__Request__. Where the word "изменения" occurs in a line, return that line.
— start of Data listing —
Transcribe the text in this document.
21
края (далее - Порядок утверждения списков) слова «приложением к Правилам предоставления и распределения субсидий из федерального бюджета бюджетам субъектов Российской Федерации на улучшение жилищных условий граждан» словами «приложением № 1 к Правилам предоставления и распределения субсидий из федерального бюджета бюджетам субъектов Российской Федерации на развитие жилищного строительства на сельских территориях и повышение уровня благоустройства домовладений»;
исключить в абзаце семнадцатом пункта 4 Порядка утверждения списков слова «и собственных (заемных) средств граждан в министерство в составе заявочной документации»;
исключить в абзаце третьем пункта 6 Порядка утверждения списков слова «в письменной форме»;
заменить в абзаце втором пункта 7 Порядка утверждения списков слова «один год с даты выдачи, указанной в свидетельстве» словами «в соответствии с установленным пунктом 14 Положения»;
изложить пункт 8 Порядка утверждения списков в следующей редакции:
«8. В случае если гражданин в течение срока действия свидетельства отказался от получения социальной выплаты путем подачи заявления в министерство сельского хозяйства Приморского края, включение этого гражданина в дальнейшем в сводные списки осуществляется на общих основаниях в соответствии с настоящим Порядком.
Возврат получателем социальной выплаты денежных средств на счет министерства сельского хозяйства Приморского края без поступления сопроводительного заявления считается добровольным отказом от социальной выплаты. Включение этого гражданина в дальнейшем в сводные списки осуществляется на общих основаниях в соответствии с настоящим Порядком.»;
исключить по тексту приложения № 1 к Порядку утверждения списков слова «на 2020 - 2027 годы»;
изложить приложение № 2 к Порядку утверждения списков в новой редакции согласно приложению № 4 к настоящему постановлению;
— end of Data listing —
— start of Data listing —
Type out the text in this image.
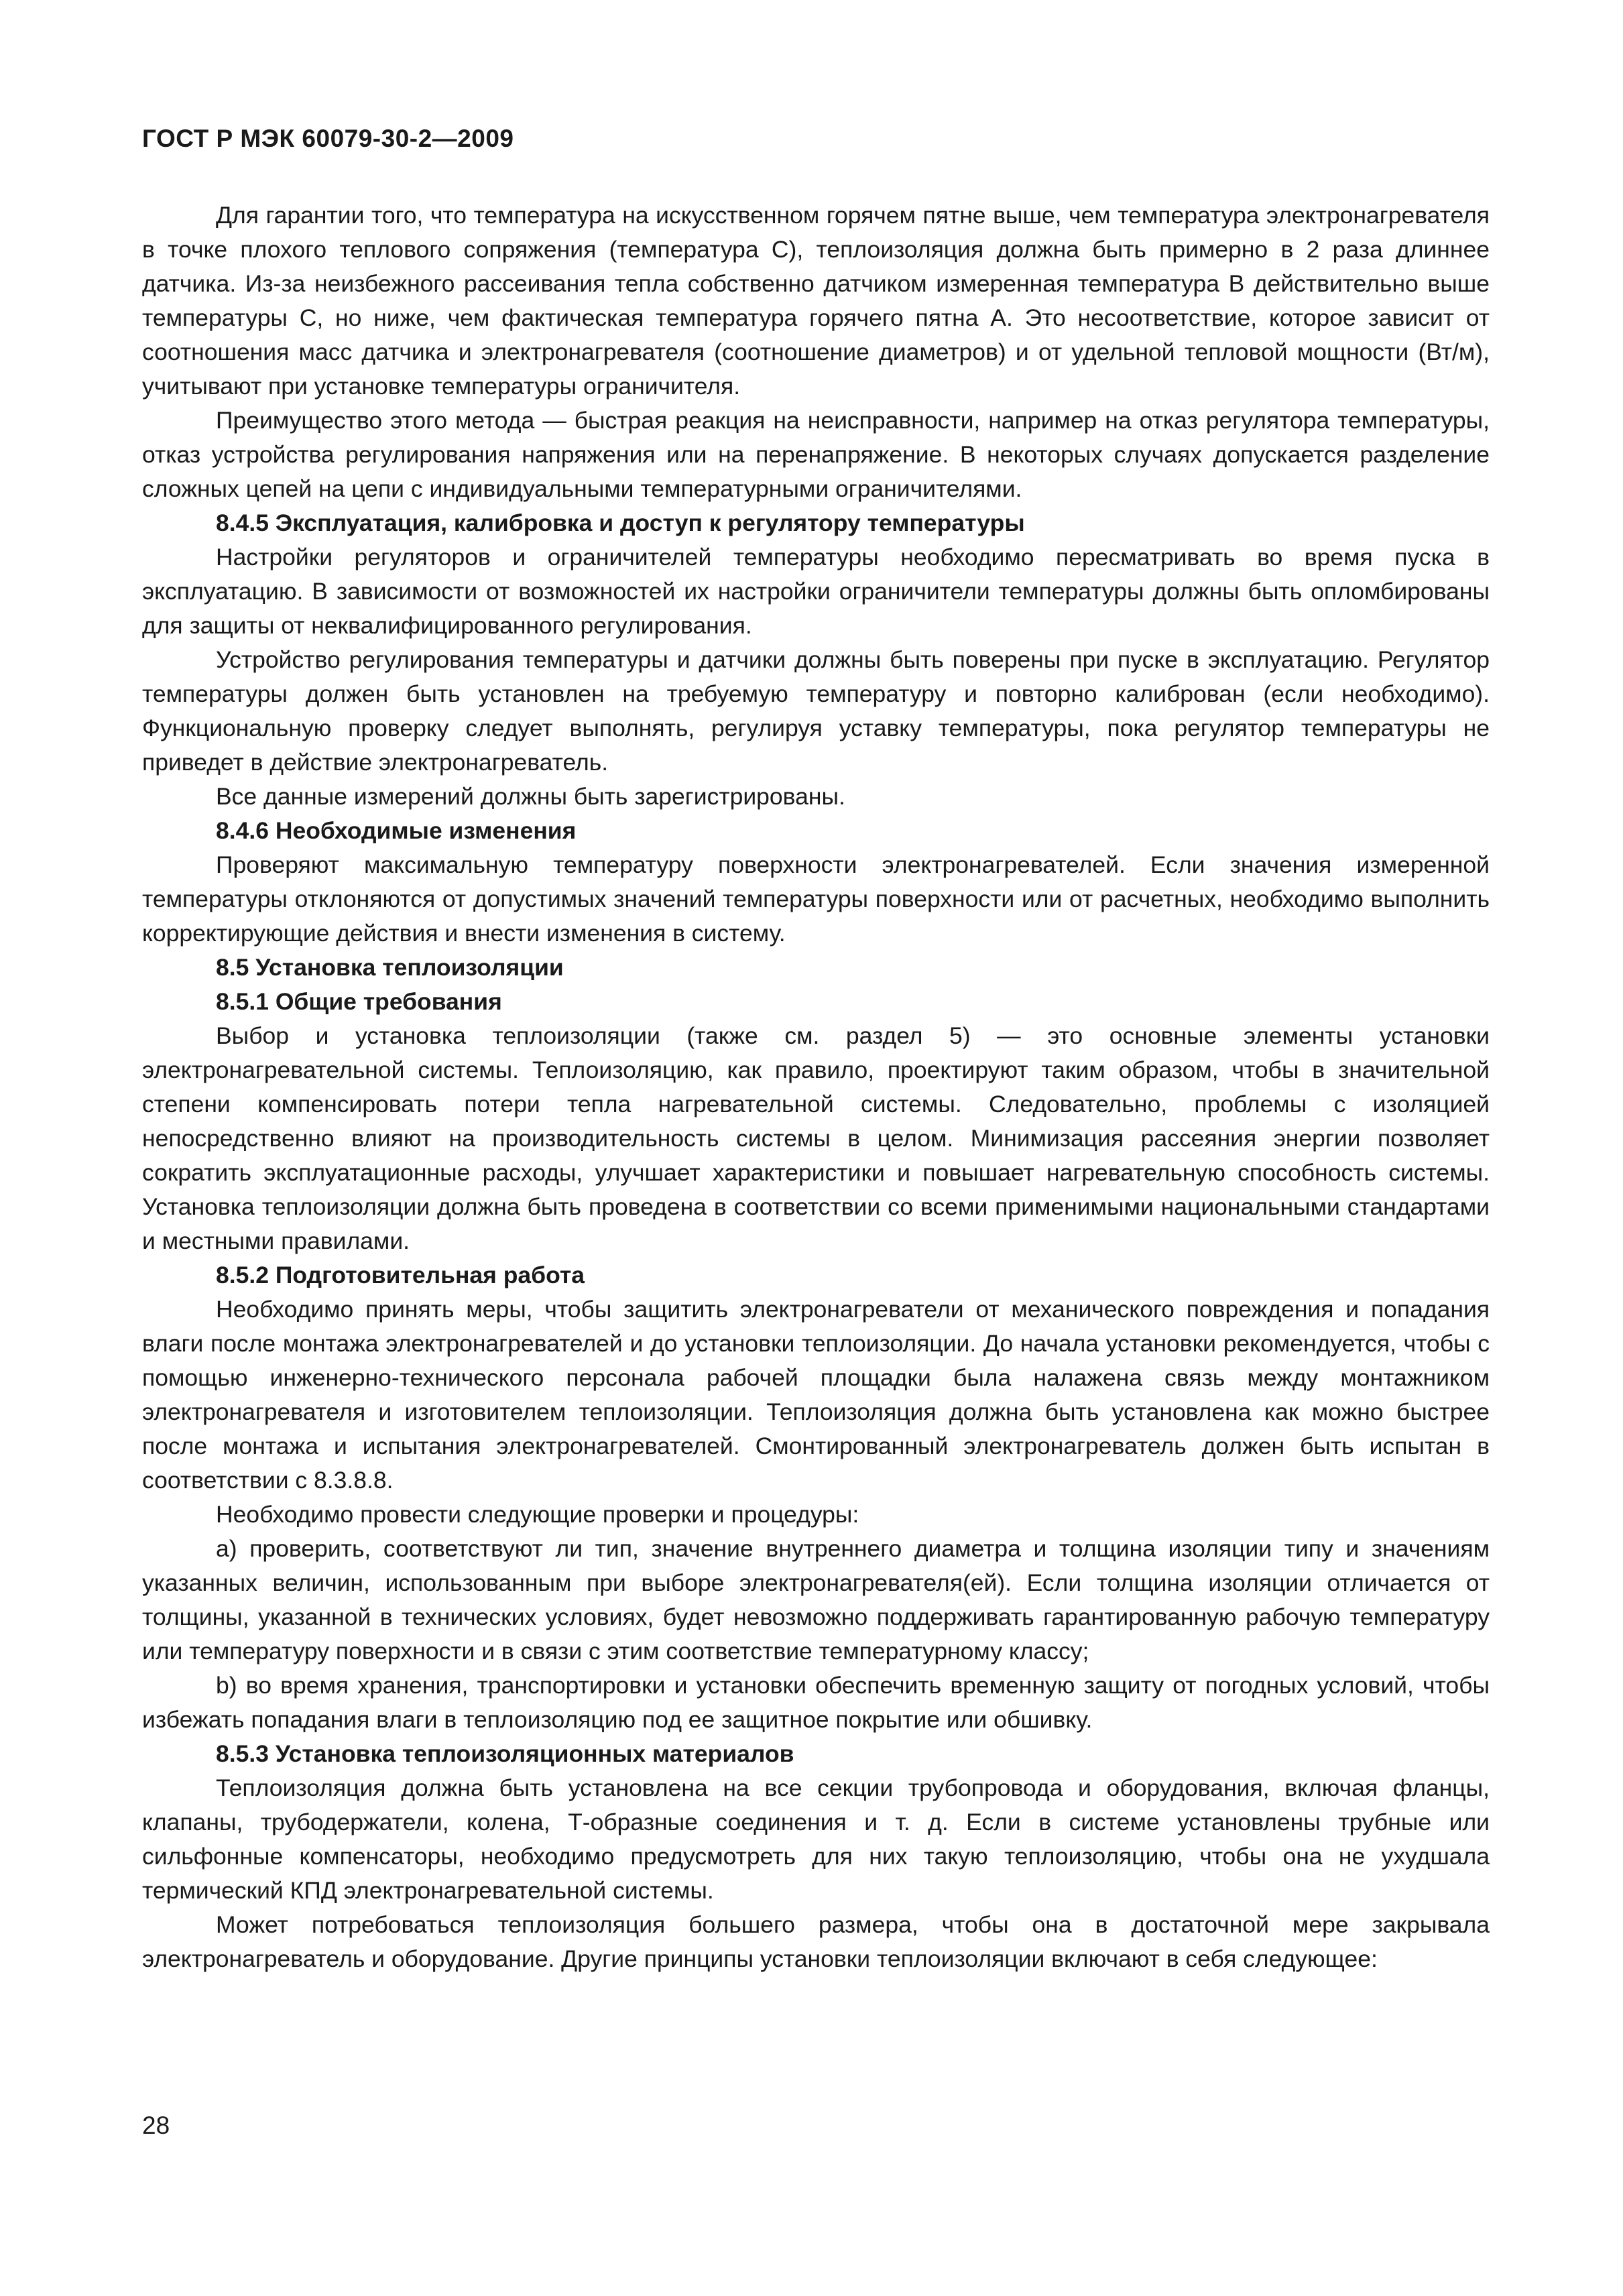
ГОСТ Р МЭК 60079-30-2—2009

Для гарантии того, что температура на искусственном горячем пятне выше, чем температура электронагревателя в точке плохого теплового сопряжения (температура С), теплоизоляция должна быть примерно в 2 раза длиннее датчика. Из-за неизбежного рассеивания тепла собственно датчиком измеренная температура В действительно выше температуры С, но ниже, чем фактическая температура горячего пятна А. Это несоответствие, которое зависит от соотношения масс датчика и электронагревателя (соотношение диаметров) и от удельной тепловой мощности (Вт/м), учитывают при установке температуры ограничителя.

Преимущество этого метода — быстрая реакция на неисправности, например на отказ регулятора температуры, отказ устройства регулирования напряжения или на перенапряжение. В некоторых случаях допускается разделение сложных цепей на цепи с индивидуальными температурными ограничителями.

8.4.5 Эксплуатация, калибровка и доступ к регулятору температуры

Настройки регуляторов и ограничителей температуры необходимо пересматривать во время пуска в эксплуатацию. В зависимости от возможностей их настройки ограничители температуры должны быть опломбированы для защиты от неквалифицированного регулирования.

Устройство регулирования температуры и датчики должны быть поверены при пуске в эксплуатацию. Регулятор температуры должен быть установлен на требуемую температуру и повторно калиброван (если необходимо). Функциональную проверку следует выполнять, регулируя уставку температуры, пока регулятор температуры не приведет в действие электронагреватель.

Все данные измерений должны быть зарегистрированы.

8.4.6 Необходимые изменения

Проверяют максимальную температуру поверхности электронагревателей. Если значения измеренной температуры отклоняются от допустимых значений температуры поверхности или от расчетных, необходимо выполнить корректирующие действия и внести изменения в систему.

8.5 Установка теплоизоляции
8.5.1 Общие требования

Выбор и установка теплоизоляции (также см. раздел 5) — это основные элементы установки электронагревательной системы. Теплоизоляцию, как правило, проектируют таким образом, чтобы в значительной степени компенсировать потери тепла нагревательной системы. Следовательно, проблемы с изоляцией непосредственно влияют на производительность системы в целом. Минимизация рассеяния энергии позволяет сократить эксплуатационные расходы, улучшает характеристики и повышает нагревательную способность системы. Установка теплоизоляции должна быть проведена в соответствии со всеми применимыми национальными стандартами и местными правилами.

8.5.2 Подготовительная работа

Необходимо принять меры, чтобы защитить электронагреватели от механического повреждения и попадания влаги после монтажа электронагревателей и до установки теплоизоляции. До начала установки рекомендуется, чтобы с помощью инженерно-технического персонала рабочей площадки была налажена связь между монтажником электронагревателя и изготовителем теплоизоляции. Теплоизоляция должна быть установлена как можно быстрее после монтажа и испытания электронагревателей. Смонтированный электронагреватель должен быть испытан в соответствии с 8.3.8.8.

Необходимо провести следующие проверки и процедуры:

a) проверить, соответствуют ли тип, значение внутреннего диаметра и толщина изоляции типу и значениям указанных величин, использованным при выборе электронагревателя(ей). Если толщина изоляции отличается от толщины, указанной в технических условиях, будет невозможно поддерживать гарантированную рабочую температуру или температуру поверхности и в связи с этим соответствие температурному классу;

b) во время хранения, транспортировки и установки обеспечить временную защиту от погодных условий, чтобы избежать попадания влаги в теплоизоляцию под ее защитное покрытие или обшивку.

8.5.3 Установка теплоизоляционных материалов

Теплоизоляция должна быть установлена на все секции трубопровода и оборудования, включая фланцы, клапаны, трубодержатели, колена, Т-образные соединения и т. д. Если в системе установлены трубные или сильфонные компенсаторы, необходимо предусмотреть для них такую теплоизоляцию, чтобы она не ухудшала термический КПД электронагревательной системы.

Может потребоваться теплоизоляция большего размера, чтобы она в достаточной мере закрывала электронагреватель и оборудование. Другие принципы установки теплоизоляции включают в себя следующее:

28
— end of Data listing —
— start of Data listing —
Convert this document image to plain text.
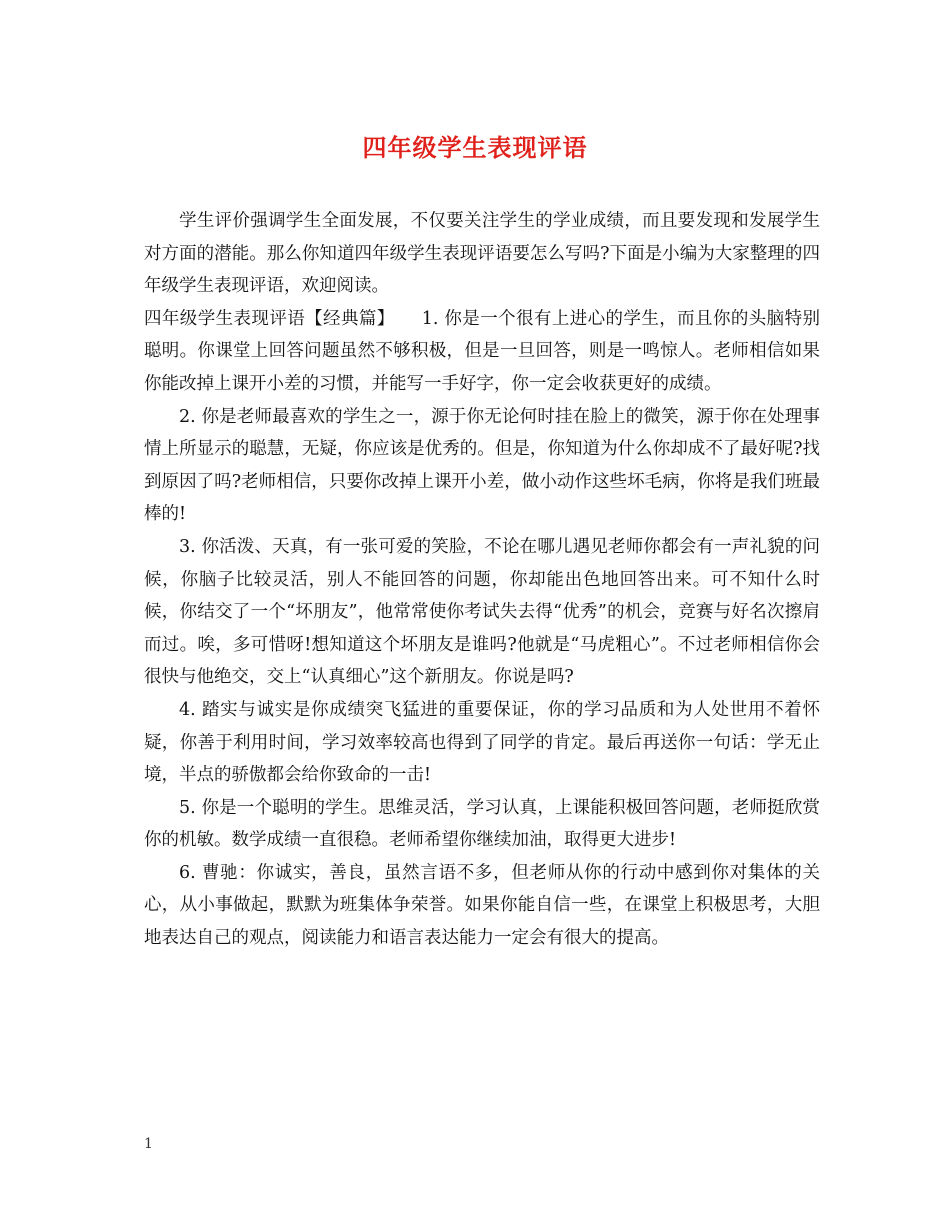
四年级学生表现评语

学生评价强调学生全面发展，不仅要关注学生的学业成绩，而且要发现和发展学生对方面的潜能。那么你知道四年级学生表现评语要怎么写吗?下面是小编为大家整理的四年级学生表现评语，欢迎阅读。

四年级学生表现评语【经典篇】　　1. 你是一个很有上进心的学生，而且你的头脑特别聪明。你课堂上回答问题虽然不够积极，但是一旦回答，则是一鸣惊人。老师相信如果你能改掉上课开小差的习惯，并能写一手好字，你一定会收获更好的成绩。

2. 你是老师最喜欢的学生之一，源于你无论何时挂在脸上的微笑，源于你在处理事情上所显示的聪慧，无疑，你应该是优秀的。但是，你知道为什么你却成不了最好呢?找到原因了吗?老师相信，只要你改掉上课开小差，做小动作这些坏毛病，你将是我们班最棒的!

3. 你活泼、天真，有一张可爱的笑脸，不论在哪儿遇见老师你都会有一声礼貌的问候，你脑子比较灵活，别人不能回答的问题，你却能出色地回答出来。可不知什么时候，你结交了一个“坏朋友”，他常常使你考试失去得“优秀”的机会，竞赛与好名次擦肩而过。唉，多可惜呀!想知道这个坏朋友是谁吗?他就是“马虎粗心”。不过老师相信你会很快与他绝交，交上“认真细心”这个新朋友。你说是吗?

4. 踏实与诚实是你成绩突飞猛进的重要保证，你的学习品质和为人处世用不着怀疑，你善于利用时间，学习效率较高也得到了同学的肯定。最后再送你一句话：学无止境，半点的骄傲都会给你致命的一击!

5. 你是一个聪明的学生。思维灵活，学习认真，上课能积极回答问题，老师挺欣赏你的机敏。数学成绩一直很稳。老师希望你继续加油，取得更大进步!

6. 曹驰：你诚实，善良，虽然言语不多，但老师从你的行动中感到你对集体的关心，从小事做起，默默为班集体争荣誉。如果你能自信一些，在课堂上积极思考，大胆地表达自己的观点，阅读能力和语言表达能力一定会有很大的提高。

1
— end of Data listing —
__Solution to this problem__.
8.4.6 Необходимые изменения
Проверяют максимальную температуру поверхности электронагревателей. Если значения измеренной температуры отклоняются от допустимых значений температуры поверхности или от расчетных, необходимо выполнить корректирующие действия и внести изменения в систему.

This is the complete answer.